→ Entries supplied

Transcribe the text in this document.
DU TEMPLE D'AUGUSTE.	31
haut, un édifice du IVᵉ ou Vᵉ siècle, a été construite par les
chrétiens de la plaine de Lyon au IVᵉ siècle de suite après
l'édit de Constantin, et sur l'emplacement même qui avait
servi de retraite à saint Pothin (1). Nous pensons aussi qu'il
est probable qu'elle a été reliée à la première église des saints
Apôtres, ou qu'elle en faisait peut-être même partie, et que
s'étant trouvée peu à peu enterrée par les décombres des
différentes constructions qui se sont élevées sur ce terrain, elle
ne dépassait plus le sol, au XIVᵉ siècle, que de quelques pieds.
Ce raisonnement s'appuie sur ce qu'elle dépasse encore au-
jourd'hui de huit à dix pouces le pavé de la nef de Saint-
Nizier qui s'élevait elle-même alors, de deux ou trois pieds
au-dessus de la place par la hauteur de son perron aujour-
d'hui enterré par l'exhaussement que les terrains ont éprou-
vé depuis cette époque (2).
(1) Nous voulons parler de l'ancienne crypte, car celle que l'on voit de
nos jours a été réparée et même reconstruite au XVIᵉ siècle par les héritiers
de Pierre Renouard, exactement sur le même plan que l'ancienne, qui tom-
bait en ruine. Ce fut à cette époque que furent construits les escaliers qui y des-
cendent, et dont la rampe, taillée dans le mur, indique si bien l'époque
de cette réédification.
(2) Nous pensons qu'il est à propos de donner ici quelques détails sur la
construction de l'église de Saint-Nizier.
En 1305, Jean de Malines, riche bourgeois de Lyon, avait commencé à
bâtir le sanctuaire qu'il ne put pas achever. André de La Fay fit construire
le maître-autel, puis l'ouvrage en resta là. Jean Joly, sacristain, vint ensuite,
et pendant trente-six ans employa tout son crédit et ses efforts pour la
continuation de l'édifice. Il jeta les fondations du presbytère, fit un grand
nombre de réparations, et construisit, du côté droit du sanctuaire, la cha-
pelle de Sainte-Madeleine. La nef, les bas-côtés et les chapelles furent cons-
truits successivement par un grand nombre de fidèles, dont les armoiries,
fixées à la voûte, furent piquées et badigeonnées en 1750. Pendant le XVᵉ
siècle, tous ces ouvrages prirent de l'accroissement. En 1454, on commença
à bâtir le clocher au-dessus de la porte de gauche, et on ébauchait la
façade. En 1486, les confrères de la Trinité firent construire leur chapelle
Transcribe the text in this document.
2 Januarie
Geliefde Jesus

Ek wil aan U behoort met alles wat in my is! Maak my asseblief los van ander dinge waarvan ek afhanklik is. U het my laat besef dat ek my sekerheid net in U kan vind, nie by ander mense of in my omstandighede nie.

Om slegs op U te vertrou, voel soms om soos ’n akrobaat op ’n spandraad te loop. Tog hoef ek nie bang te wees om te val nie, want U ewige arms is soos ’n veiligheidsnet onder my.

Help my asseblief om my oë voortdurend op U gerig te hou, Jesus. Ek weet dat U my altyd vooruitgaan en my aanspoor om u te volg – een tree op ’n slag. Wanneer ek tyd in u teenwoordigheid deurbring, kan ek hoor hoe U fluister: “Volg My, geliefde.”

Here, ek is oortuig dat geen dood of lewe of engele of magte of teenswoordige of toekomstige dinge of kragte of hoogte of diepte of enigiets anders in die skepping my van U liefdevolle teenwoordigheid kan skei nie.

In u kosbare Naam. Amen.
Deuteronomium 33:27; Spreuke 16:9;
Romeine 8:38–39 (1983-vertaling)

→ What to produce
Every line of the listing that holds "furent" should be found and copied.

→ Result of the task
bait en ruine. Ce fut à cette époque que furent construits les escaliers qui y des-
pelle de Sainte-Madeleine. La nef, les bas-côtés et les chapelles furent cons-
fixées à la voûte, furent piquées et badigeonnées en 1750. Pendant le XVᵉ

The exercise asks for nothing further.